▶ [Written task]:
Gather the lines below that include the string "některé", copying each in full.
____
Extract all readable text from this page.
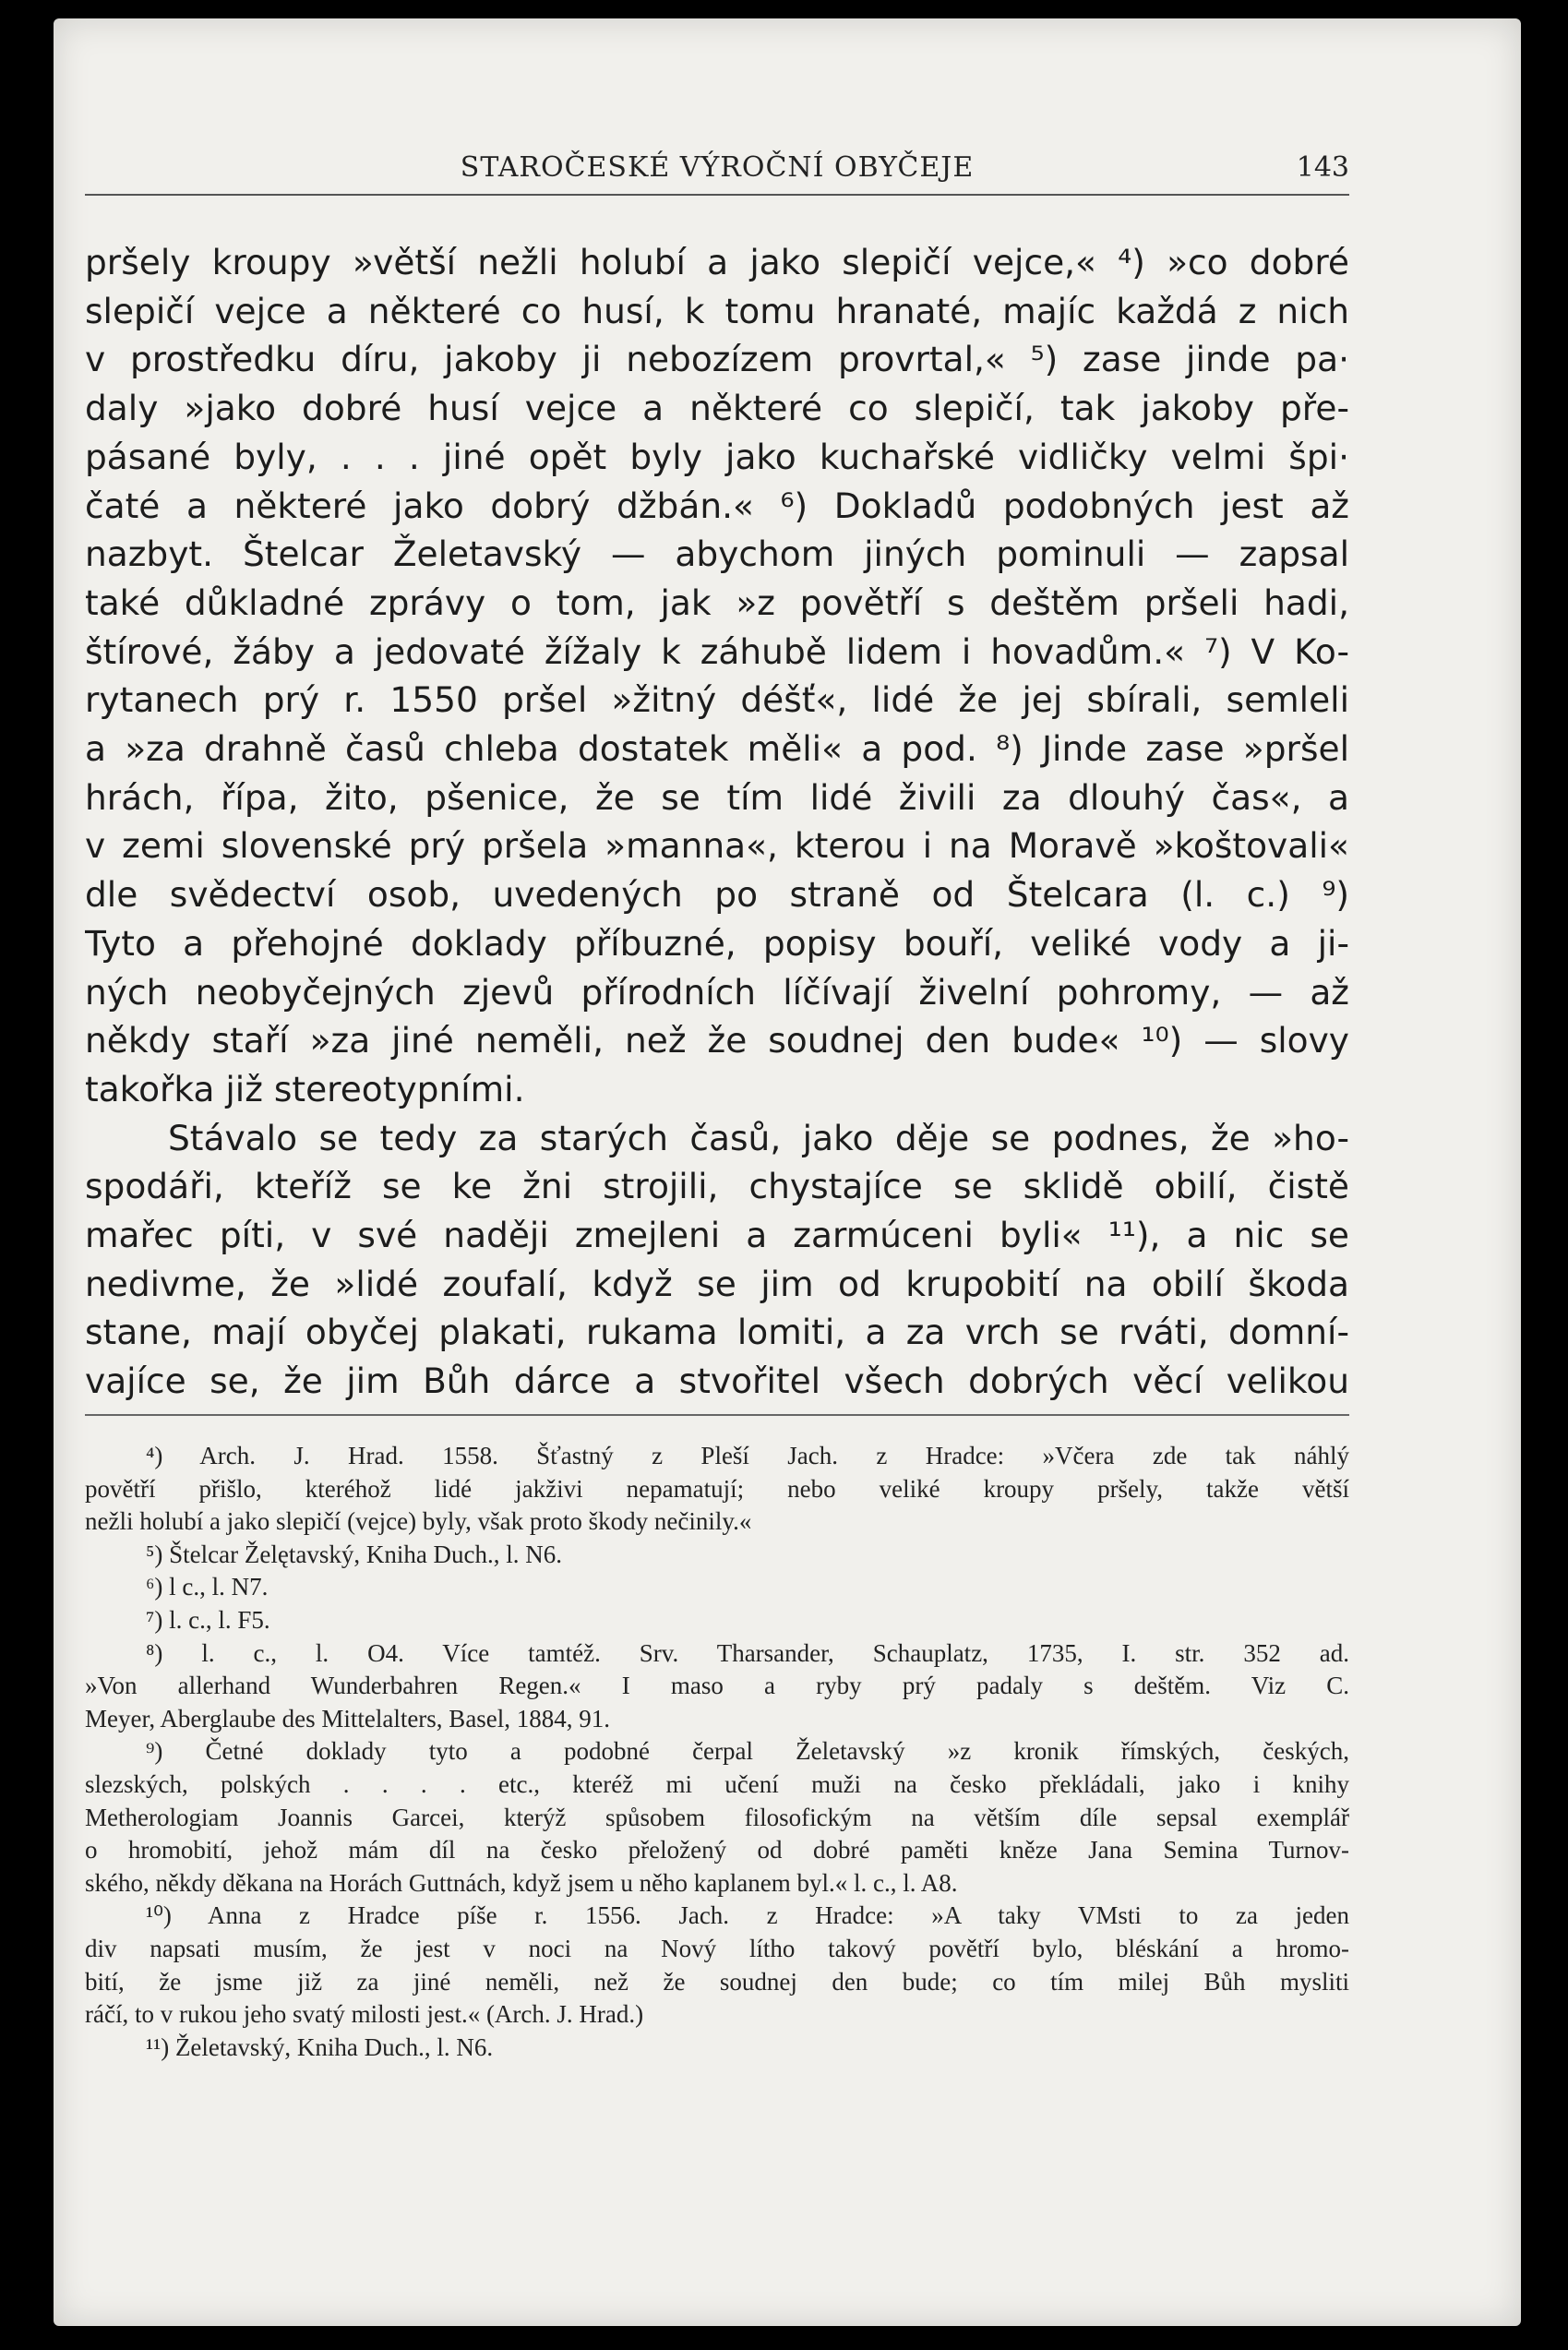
STAROČESKÉ VÝROČNÍ OBYČEJE	143
pršely kroupy »větší nežli holubí a jako slepičí vejce,« ⁴) »co dobré
slepičí vejce a některé co husí, k tomu hranaté, majíc každá z nich
v prostředku díru, jakoby ji nebozízem provrtal,« ⁵) zase jinde pa·
daly »jako dobré husí vejce a některé co slepičí, tak jakoby pře-
pásané byly, . . . jiné opět byly jako kuchařské vidličky velmi špi·
čaté a některé jako dobrý džbán.« ⁶) Dokladů podobných jest až
nazbyt. Štelcar Želetavský — abychom jiných pominuli — zapsal
také důkladné zprávy o tom, jak »z povětří s deštěm pršeli hadi,
štírové, žáby a jedovaté žížaly k záhubě lidem i hovadům.« ⁷) V Ko-
rytanech prý r. 1550 pršel »žitný déšť«, lidé že jej sbírali, semleli
a »za drahně časů chleba dostatek měli« a pod. ⁸) Jinde zase »pršel
hrách, řípa, žito, pšenice, že se tím lidé živili za dlouhý čas«, a
v zemi slovenské prý pršela »manna«, kterou i na Moravě »koštovali«
dle svědectví osob, uvedených po straně od Štelcara (l. c.) ⁹)
Tyto a přehojné doklady příbuzné, popisy bouří, veliké vody a ji-
ných neobyčejných zjevů přírodních líčívají živelní pohromy, — až
někdy staří »za jiné neměli, než že soudnej den bude« ¹⁰) — slovy
takořka již stereotypními.
Stávalo se tedy za starých časů, jako děje se podnes, že »ho-
spodáři, kteříž se ke žni strojili, chystajíce se sklidě obilí, čistě
mařec píti, v své naději zmejleni a zarmúceni byli« ¹¹), a nic se
nedivme, že »lidé zoufalí, když se jim od krupobití na obilí škoda
stane, mají obyčej plakati, rukama lomiti, a za vrch se rváti, domní-
vajíce se, že jim Bůh dárce a stvořitel všech dobrých věcí velikou
⁴) Arch. J. Hrad. 1558. Šťastný z Pleší Jach. z Hradce: »Včera zde tak náhlý
povětří přišlo, kteréhož lidé jakživi nepamatují; nebo veliké kroupy pršely, takže větší
nežli holubí a jako slepičí (vejce) byly, však proto škody nečinily.«
⁵) Štelcar Želętavský, Kniha Duch., l. N6.
⁶) l c., l. N7.
⁷) l. c., l. F5.
⁸) l. c., l. O4. Více tamtéž. Srv. Tharsander, Schauplatz, 1735, I. str. 352 ad.
»Von allerhand Wunderbahren Regen.« I maso a ryby prý padaly s deštěm. Viz C.
Meyer, Aberglaube des Mittelalters, Basel, 1884, 91.
⁹) Četné doklady tyto a podobné čerpal Želetavský »z kronik římských, českých,
slezských, polských . . . . etc., kteréž mi učení muži na česko překládali, jako i knihy
Metherologiam Joannis Garcei, kterýž spůsobem filosofickým na větším díle sepsal exemplář
o hromobití, jehož mám díl na česko přeložený od dobré paměti kněze Jana Semina Turnov-
ského, někdy děkana na Horách Guttnách, když jsem u něho kaplanem byl.« l. c., l. A8.
¹⁰) Anna z Hradce píše r. 1556. Jach. z Hradce: »A taky VMsti to za jeden
div napsati musím, že jest v noci na Nový lítho takový povětří bylo, bléskání a hromo-
bití, že jsme již za jiné neměli, než že soudnej den bude; co tím milej Bůh mysliti
ráčí, to v rukou jeho svatý milosti jest.« (Arch. J. Hrad.)
¹¹) Želetavský, Kniha Duch., l. N6.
____
▶ [Answer to the problem]:
slepičí vejce a některé co husí, k tomu hranaté, majíc každá z nich
daly »jako dobré husí vejce a některé co slepičí, tak jakoby pře-
čaté a některé jako dobrý džbán.« ⁶) Dokladů podobných jest až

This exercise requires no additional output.